STATED GOAL = Take each line containing the word "Assault" and copy it.

Dataset items
#####

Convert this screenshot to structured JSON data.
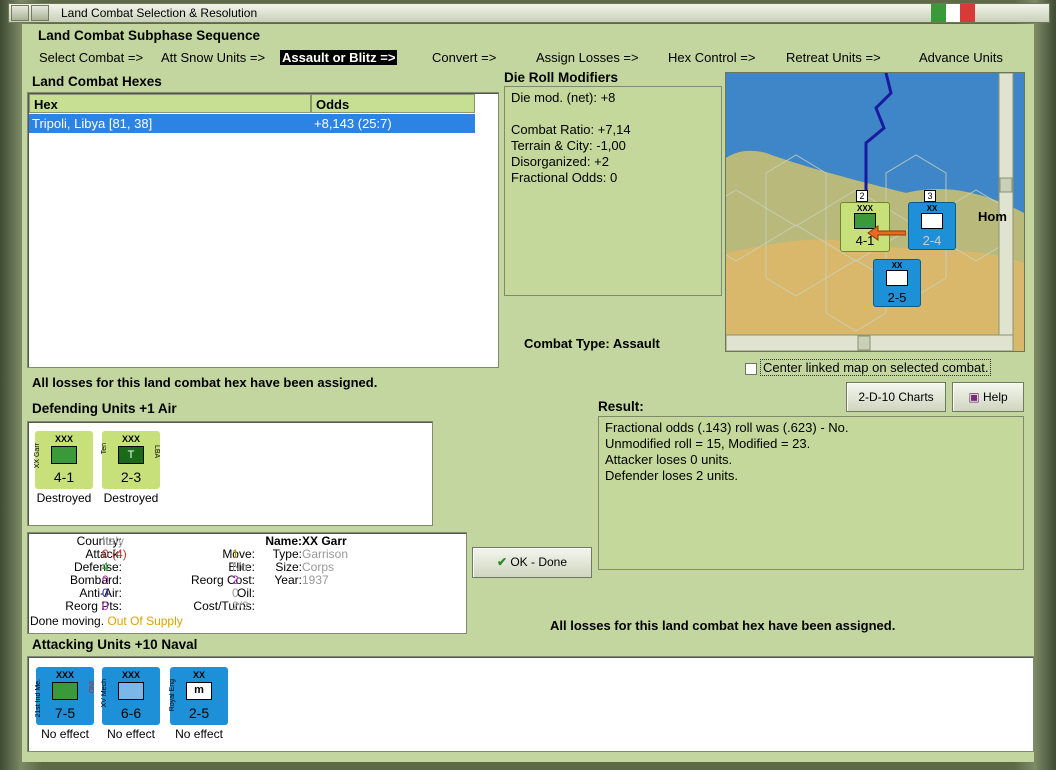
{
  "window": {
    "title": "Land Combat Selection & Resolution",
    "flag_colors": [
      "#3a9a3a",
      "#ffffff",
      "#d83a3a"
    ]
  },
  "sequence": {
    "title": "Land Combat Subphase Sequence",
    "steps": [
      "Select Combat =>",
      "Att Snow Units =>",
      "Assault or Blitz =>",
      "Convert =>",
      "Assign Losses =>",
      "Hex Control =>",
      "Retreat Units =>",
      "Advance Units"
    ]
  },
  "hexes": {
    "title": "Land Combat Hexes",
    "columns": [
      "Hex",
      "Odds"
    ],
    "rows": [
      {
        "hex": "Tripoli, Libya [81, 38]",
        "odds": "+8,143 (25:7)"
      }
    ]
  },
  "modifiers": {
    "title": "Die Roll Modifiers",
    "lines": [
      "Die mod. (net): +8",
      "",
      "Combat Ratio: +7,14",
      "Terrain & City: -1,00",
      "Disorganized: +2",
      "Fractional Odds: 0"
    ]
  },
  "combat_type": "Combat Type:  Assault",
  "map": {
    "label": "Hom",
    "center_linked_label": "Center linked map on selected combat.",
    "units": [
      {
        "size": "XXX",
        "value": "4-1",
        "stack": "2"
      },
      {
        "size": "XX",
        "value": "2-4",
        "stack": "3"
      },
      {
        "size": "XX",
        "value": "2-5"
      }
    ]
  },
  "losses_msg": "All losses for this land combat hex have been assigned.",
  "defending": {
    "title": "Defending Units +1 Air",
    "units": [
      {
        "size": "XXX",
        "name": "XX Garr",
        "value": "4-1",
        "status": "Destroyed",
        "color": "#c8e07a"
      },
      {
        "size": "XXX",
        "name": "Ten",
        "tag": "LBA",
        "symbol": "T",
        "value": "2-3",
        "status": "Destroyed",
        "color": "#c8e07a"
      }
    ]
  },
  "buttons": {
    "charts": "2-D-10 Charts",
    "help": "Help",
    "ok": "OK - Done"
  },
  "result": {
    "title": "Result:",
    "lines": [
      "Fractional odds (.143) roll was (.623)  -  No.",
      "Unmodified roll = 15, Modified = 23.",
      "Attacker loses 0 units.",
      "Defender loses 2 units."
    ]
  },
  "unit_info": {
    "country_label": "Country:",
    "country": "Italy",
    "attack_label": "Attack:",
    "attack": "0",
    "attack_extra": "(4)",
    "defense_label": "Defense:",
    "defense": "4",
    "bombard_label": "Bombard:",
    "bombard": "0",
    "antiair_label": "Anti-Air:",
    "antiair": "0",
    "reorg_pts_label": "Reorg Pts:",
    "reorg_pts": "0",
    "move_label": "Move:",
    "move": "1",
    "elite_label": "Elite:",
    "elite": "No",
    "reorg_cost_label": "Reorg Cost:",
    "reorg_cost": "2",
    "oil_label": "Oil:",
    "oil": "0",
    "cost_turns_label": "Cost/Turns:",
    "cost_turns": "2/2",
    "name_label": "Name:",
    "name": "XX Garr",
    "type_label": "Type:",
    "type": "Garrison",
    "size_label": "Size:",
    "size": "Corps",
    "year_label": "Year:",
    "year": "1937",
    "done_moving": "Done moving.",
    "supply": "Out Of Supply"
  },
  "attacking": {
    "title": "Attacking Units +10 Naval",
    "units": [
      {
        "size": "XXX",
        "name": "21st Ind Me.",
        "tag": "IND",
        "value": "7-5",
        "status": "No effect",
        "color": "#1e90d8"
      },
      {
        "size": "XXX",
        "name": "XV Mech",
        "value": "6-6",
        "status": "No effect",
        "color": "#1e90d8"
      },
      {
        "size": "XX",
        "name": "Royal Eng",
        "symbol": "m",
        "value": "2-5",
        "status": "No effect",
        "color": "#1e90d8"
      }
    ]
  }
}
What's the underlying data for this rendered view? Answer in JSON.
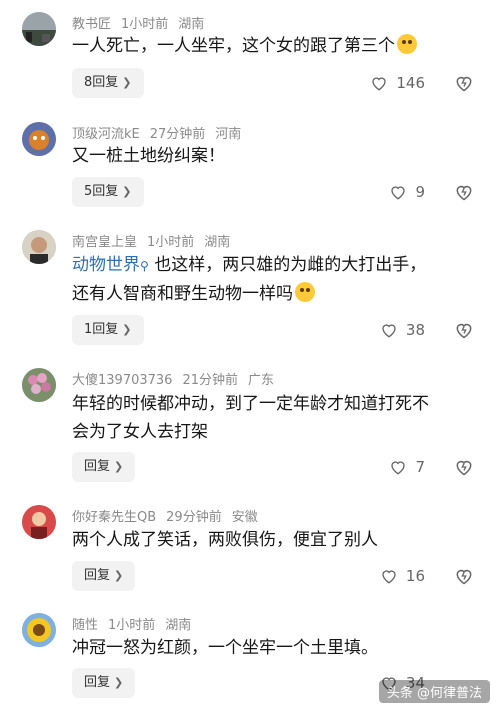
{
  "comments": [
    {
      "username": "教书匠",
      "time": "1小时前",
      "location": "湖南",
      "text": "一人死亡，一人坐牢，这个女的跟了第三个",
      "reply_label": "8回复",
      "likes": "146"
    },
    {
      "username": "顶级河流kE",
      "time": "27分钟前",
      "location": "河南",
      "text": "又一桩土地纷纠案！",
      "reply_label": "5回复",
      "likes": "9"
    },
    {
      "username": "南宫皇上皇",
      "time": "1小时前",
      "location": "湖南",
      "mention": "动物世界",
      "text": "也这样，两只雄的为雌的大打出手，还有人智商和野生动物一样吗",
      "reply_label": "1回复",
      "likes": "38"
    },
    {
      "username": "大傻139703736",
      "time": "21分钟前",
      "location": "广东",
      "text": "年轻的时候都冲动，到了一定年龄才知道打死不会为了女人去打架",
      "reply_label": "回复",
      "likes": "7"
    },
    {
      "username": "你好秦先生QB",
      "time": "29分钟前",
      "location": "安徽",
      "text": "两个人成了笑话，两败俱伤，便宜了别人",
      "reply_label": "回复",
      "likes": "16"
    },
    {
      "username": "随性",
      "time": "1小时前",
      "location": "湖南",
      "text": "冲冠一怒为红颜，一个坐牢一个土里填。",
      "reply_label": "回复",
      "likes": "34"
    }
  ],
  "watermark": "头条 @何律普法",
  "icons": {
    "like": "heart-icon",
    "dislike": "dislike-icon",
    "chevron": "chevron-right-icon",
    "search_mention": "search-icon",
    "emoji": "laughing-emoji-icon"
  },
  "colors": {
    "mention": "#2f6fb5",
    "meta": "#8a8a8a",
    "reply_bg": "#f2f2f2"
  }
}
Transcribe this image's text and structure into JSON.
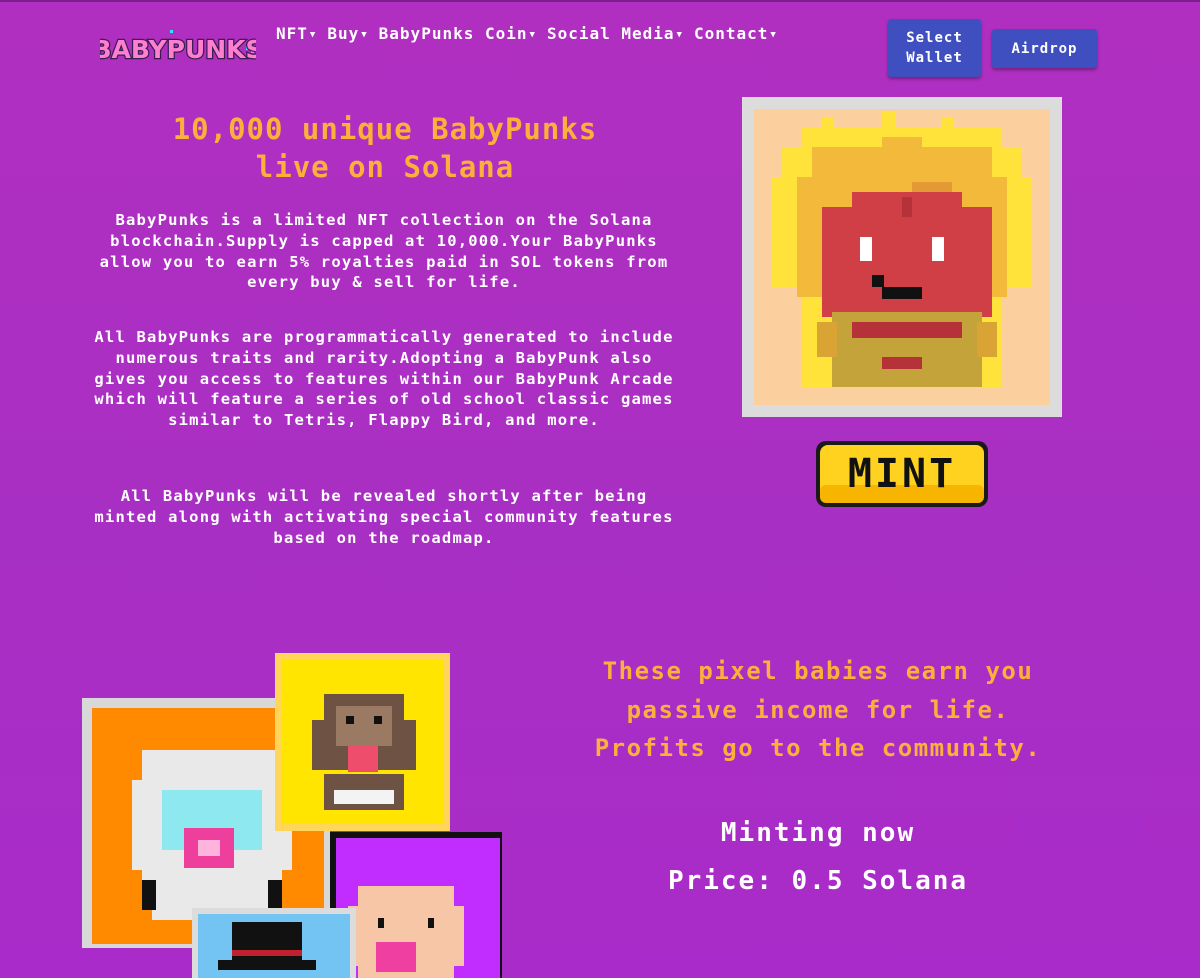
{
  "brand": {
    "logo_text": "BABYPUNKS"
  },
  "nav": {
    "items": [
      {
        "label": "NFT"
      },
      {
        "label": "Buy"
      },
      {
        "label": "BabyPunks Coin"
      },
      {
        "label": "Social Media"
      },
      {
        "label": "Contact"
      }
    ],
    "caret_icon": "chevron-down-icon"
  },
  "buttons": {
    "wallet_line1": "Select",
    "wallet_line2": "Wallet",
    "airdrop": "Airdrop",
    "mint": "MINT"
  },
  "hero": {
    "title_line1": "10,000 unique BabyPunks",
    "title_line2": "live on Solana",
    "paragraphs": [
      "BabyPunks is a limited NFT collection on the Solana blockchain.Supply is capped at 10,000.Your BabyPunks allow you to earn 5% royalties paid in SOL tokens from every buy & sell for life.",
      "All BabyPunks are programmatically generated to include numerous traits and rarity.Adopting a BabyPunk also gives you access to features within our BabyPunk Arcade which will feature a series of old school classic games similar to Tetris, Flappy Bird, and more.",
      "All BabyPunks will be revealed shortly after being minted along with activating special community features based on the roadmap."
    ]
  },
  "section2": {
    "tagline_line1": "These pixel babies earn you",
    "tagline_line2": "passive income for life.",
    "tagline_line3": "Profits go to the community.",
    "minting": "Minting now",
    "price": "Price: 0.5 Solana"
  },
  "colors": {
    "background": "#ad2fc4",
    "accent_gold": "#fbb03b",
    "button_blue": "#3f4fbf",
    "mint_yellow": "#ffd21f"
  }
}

#####

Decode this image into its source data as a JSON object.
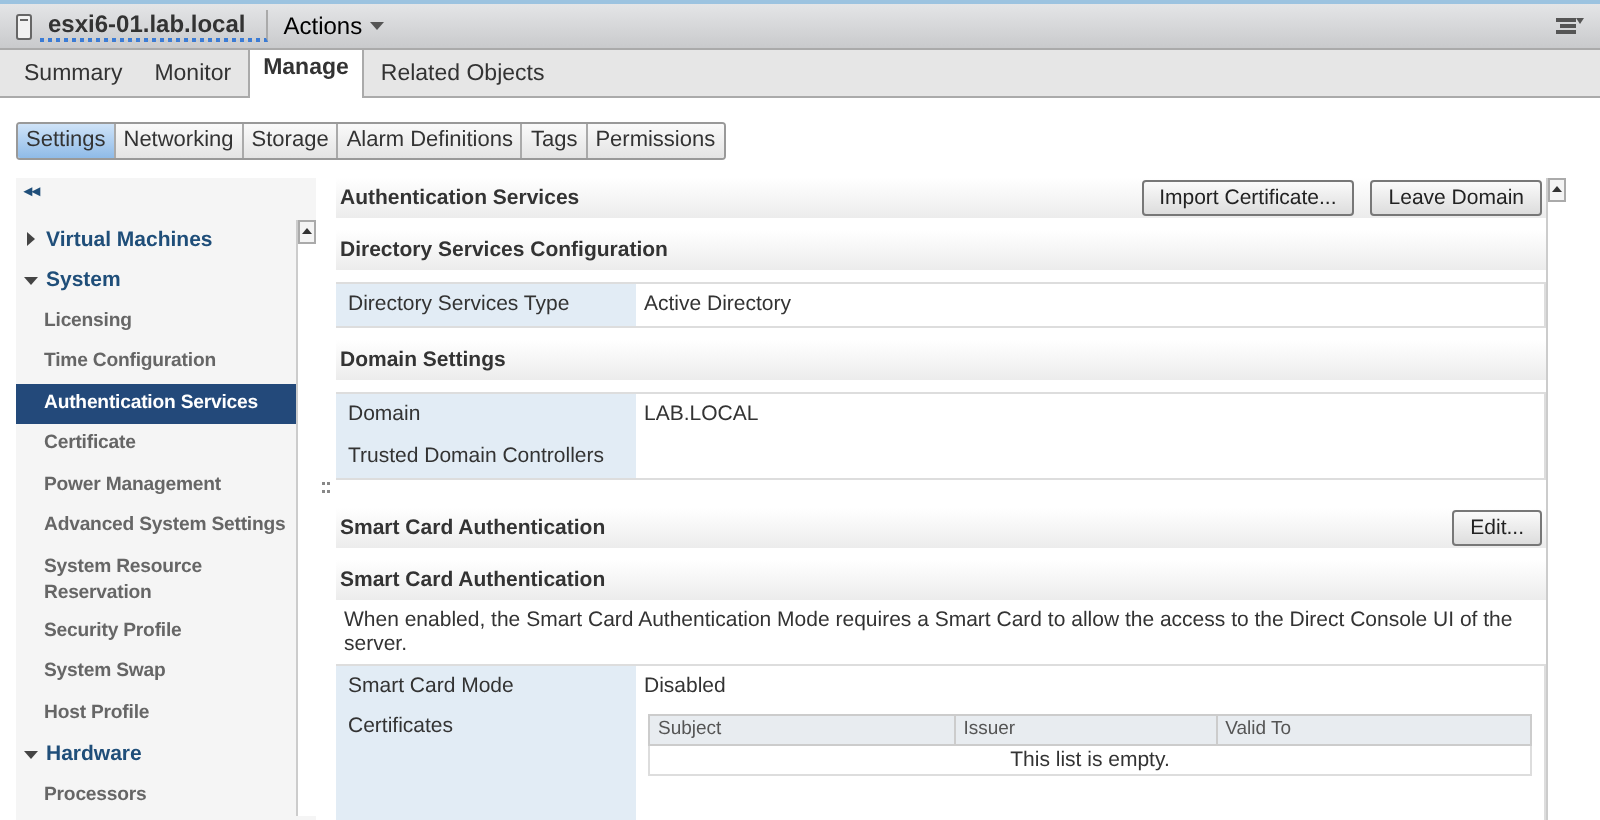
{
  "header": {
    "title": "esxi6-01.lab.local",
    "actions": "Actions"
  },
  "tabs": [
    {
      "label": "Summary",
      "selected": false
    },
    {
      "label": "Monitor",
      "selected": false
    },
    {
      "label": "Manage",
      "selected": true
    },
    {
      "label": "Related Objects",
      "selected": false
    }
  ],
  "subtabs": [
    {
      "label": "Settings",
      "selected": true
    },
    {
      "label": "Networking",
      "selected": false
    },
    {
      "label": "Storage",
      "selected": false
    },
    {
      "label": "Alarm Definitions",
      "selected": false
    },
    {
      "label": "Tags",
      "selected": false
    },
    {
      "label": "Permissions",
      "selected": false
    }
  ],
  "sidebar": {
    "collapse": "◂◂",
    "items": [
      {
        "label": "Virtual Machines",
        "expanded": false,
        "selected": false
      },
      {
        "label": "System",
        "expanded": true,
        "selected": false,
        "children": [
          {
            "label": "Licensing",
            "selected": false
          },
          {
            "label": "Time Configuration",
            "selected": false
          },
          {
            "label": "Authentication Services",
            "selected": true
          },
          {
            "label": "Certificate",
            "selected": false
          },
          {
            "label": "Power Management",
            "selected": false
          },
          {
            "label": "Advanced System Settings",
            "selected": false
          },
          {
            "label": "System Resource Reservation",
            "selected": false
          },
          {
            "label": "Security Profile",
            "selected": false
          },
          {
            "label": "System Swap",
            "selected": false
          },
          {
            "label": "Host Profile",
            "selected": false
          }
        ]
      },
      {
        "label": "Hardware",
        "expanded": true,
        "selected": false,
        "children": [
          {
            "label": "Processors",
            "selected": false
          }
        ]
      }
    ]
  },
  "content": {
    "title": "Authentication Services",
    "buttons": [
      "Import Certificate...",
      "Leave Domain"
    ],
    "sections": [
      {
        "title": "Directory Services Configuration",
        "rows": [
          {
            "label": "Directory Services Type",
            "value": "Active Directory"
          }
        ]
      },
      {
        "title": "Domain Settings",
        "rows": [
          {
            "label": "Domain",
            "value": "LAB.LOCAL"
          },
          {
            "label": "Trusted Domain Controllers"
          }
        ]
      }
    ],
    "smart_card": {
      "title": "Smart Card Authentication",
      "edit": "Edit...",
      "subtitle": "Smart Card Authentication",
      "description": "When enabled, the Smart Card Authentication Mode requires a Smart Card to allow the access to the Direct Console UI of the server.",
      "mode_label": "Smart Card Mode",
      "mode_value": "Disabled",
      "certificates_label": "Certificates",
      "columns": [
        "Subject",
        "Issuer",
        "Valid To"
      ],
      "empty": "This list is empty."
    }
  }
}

#####

FINISHED ANSWER =
      "Assault or Blitz =>",
  "combat_type": "Combat Type:  Assault",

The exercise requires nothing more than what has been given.